**Text under study:**
>>>>
3.2. Common Variants

We evaluated the association between 81,919 common variants (MAF > 5%) and the number of KC in 150 matched SOTR (Supplementary Table S4). We found one genome-wide significant association of an SNP located in the EXOC3 (rs72698504) gene (Figure 1A,C and Table 2). An overview of the most significant common variants associated with the number of KC is given in Table 2. We did not observe significant inflation of the test statistics (Figure 1B). For the sensitivity analysis, we dichotomized the outcome, which did not return any genome-wide significant results. In addition, we regressed the genotype data against a skin aging score, which also did not return any significant results.
Upon closer investigation of the genes carrying common SNPs, we found clues as to how they may contribute to KC development and progression. EXOC3, a part of the exocyst complex, together with ZNF641 (Table 2), has recently been identified as a susceptibility locus for Barrett esophagus and esophageal adenocarcinoma [14]. The exocyst complex alongside WASHC1 is also involved in intracellular protein trafficking, facilitating invasive cell migration and resulting in matrix degradation [15]. Similarly, THBS2 mediates cell-to-cell and cell-to-matrix interactions and promotes tumor progression [16,17,18].
WASHC1 also participates in immune regulation via recycling of the receptors expressed on the surface of immune cells [19,20]—both mechanisms are thought to promote KC development. Further immunomodulation could be caused by UNC13A, which facilitates vesicle release and positively regulates TNF-α secretion from activated macrophages [21], thereby decreasing cytotoxic T-cell activity and increasing tumor growth [22].
In our study, we found genetic variation in two non-coding RNAs (PITRM1-AS1 and THBS2-AS1, Table 2), thus underlining the findings of a recent study by Khan and colleagues investigating the role of non-coding RNA dysregulation in skin cancer [23]. For example, PITRM1-AS1 has recently been shown to interact with KLF6, a transcription factor and tumor suppressor dysregulated in several cancers [24,25].
<<<<
**Task 1:**
State whether each statement below agrees with the passage on common variants, answering yes or no and quoting the words of the passage that decide it.
(a) The association analysis covered 81,919 common variants in 150 matched SOTR.
(b) Dichotomizing the outcome produced a genome-wide significant result.
(c) UNC13A negatively regulates TNF-α secretion from activated macrophages.
**Task 2:**
Answer these questions from the passage on common variants.
(a) In which gene is the SNP rs72698504 located?
(b) Together with ZNF641, EXOC3 has been identified as a susceptibility locus for which conditions?
(c) In which two non-coding RNAs did the study find genetic variation?
**Task 3:** Write the next part of the passage on common variants, picking up after its final sentence.
These data come from a separate source.

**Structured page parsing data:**
>>>>
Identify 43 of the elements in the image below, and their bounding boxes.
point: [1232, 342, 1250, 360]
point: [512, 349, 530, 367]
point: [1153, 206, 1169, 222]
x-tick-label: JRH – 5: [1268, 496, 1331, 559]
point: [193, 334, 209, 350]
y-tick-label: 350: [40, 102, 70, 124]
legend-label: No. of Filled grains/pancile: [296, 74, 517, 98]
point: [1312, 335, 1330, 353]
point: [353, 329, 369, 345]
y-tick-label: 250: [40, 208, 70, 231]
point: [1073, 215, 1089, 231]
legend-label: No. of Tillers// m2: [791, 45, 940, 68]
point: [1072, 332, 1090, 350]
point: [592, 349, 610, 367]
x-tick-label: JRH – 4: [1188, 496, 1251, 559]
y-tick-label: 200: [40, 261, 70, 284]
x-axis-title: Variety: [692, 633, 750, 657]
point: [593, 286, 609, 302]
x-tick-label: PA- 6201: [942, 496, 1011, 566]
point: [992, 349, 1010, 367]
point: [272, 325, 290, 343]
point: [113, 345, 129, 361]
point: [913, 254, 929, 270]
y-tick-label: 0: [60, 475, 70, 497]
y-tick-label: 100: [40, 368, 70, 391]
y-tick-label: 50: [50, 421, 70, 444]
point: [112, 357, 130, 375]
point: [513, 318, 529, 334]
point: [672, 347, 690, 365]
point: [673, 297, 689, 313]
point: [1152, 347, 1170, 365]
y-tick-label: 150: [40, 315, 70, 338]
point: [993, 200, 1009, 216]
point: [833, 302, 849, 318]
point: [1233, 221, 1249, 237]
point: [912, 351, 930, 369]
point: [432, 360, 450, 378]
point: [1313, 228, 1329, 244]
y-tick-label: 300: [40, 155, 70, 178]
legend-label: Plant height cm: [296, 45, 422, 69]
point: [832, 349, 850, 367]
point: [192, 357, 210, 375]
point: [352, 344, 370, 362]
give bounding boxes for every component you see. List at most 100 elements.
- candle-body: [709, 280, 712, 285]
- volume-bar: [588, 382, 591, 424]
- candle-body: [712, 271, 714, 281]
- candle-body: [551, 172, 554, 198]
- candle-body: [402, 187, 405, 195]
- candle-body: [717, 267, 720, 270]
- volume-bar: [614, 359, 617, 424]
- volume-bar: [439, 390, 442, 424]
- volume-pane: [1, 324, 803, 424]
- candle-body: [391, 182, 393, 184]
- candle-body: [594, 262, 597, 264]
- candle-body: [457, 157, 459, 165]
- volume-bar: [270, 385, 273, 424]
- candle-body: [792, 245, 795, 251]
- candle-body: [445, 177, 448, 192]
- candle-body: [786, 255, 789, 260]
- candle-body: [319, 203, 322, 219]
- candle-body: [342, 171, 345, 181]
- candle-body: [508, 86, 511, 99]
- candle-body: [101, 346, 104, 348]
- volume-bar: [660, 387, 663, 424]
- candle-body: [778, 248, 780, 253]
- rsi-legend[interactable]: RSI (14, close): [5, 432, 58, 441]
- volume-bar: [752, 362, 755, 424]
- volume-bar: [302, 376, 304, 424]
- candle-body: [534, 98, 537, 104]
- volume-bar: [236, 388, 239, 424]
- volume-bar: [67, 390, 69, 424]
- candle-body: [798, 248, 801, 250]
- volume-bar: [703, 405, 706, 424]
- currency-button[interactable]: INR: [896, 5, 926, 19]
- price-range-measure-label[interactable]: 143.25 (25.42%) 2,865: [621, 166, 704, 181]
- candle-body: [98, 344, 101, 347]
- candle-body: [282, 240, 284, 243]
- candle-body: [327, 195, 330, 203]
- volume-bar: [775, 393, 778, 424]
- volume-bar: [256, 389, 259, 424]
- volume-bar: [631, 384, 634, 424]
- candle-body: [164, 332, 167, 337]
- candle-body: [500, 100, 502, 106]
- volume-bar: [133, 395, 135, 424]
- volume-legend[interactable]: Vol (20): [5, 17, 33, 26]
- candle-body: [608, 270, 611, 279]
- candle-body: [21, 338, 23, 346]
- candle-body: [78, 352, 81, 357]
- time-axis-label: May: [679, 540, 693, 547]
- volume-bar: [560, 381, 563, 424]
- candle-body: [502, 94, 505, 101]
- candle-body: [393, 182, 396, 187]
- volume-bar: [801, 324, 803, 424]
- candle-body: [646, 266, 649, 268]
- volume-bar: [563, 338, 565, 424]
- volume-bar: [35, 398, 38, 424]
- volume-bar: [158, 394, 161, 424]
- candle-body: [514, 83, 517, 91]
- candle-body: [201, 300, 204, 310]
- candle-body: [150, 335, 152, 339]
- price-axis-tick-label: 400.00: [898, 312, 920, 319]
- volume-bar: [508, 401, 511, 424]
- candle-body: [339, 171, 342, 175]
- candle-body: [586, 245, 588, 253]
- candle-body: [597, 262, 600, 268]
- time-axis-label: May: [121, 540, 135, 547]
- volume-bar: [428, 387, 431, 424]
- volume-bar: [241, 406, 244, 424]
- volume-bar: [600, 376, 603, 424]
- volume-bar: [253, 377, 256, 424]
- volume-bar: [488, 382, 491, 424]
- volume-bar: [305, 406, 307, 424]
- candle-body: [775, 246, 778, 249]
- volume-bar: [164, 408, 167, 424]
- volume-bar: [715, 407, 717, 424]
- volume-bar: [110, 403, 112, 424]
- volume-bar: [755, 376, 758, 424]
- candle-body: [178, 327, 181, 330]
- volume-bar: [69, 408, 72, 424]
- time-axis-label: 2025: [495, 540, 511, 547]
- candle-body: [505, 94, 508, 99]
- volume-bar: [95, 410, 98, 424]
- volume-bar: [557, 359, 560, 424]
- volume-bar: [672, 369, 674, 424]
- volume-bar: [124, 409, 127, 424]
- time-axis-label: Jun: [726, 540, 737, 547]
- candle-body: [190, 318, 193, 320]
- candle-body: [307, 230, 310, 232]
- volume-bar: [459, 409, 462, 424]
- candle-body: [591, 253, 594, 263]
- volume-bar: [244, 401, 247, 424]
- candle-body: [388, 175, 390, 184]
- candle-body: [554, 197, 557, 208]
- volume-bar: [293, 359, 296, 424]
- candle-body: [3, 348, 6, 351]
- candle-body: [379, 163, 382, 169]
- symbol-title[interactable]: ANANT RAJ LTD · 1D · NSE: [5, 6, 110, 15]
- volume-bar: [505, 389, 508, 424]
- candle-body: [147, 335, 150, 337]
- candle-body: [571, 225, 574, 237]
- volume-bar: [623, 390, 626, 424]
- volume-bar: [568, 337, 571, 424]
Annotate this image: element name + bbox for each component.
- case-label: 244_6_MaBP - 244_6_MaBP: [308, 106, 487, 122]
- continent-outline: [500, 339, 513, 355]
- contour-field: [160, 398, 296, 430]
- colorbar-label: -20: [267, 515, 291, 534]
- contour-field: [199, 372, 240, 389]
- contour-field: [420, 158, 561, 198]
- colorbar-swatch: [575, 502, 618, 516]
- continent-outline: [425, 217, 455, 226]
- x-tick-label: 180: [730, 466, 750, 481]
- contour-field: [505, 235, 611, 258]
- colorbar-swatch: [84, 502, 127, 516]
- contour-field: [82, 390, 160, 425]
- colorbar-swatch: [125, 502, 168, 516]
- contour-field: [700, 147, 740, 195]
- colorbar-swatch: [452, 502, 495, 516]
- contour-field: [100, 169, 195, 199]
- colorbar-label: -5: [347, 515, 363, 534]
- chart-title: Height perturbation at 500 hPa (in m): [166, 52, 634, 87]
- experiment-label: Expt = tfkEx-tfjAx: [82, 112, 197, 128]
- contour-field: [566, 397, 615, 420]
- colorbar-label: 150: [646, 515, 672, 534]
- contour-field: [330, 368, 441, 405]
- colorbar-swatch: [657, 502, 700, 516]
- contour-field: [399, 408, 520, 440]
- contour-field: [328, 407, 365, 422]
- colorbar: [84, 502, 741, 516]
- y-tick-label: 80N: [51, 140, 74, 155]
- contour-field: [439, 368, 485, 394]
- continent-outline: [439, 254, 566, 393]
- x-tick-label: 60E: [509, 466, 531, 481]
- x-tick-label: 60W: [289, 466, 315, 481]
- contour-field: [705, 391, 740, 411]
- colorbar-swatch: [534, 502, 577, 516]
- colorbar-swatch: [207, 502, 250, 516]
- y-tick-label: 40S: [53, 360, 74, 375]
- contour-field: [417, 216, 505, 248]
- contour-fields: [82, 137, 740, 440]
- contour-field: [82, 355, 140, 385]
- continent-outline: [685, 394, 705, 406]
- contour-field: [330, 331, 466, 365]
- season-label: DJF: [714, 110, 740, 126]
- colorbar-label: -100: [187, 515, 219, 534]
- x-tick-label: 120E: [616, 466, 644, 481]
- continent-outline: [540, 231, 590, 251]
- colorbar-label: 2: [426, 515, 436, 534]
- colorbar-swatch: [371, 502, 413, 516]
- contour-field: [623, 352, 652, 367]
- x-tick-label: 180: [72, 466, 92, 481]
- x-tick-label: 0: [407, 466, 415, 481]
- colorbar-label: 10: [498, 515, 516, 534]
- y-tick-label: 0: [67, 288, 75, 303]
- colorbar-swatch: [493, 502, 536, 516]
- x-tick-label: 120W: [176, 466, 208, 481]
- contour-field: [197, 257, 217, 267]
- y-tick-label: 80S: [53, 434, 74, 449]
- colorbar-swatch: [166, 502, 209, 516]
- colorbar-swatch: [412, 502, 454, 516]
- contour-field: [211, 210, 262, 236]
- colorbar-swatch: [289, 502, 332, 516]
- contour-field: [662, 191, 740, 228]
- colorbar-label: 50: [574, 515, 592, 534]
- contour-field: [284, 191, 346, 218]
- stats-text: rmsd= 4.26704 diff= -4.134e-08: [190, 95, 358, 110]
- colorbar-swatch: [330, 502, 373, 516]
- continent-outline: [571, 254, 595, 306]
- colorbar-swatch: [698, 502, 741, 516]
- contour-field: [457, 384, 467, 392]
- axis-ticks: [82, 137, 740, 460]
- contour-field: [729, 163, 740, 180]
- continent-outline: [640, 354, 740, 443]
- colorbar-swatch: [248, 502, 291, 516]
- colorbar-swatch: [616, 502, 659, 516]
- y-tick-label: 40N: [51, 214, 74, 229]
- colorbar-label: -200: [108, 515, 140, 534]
<<<<
**Result 1:**
(a) Yes: "We evaluated the association between 81,919 common variants (MAF > 5%) and the number of KC in 150 matched SOTR"
(b) No: "we dichotomized the outcome, which did not return any genome-wide significant results"
(c) No: "positively regulates TNF-α secretion from activated macrophages"

**Result 2:**
(a) EXOC3
(b) Barrett esophagus and esophageal adenocarcinoma
(c) PITRM1-AS1 and THBS2-AS1

**Result 3:**
3.3. Rare Variants

A total of 255,127 high quality rare variants were present in our dataset (n = 150), of which 177,296 were synonymous variants (Supplementary Table S2). Variants assigned, missense, frameshift, and stop lost or gained by the Ensembl variant effect predictor were combined to a call set of 77,831 variants and then further restricted to 57,440 with an allele frequency below 5% in this dataset. Variants were then grouped according to NCBI RefSeq genes according to their genomic position, yielding a total of 14,744 genes with one or more missense variants in this dataset. We then performed a Burden and a combined kernel and burden test (SkatO) [26]. Rare variants significantly associated with KC across several association test methods are shown in Table 3 and Figure 2.
Several of the genes described here can be assigned to categories that are involved in the development of solid tumors: MC1R is involved in pigmentation/UV protection [27,28], EPB41 [29,30,31,32,33,34] and MYCT [35,36,37,38] in tumor suppression, and ADGRG3 in immunomodulation [39,40,41,42]. Studies on MGME1 suggest a direct involvement in cancer development and progression [43,44], and finally upregulation of the EPH8A gene expression was associated with a poor prognosis in ovarian, oral tongue, and gastric cancers [45,46,47].
By grouping several genes into panels (pigmentation, cellular response to UV, hereditary cancer, base excision repair, DNA double strand break repair, and immunosurveillance) and testing rare variant associations, we identified the gene panel “cellular response to UV” significantly associated with the development of multiple KCs.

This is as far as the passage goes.